SET PROBLEM:
Write out the entries below once more, exactly.

DATA RECORDS:

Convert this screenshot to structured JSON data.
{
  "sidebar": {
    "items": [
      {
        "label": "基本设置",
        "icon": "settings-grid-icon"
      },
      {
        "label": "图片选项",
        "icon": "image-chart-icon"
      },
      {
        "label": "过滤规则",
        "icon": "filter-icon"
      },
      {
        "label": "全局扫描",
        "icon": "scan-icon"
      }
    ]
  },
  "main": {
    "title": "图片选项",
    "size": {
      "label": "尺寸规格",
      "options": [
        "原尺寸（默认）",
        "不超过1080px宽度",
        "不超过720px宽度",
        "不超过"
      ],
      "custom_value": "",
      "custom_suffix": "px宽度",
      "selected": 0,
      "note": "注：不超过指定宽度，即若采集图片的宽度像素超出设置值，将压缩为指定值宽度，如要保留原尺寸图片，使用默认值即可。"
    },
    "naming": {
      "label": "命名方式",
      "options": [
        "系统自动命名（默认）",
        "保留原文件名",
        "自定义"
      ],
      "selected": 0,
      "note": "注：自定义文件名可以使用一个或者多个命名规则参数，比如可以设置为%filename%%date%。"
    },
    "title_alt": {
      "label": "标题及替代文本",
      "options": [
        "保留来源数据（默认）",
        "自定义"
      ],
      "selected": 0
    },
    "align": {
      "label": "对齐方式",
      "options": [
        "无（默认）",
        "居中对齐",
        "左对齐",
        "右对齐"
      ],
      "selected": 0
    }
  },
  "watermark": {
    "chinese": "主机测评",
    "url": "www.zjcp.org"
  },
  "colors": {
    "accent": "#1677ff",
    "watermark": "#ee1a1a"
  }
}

ANSWER IN FULL:
Convert this screenshot to structured JSON data.
{
  "sidebar": {
    "items": [
      {
        "label": "基本设置",
        "icon": "settings-grid-icon"
      },
      {
        "label": "图片选项",
        "icon": "image-chart-icon"
      },
      {
        "label": "过滤规则",
        "icon": "filter-icon"
      },
      {
        "label": "全局扫描",
        "icon": "scan-icon"
      }
    ]
  },
  "main": {
    "title": "图片选项",
    "size": {
      "label": "尺寸规格",
      "options": [
        "原尺寸（默认）",
        "不超过1080px宽度",
        "不超过720px宽度",
        "不超过"
      ],
      "custom_value": "",
      "custom_suffix": "px宽度",
      "selected": 0,
      "note": "注：不超过指定宽度，即若采集图片的宽度像素超出设置值，将压缩为指定值宽度，如要保留原尺寸图片，使用默认值即可。"
    },
    "naming": {
      "label": "命名方式",
      "options": [
        "系统自动命名（默认）",
        "保留原文件名",
        "自定义"
      ],
      "selected": 0,
      "note": "注：自定义文件名可以使用一个或者多个命名规则参数，比如可以设置为%filename%%date%。"
    },
    "title_alt": {
      "label": "标题及替代文本",
      "options": [
        "保留来源数据（默认）",
        "自定义"
      ],
      "selected": 0
    },
    "align": {
      "label": "对齐方式",
      "options": [
        "无（默认）",
        "居中对齐",
        "左对齐",
        "右对齐"
      ],
      "selected": 0
    }
  },
  "watermark": {
    "chinese": "主机测评",
    "url": "www.zjcp.org"
  },
  "colors": {
    "accent": "#1677ff",
    "watermark": "#ee1a1a"
  }
}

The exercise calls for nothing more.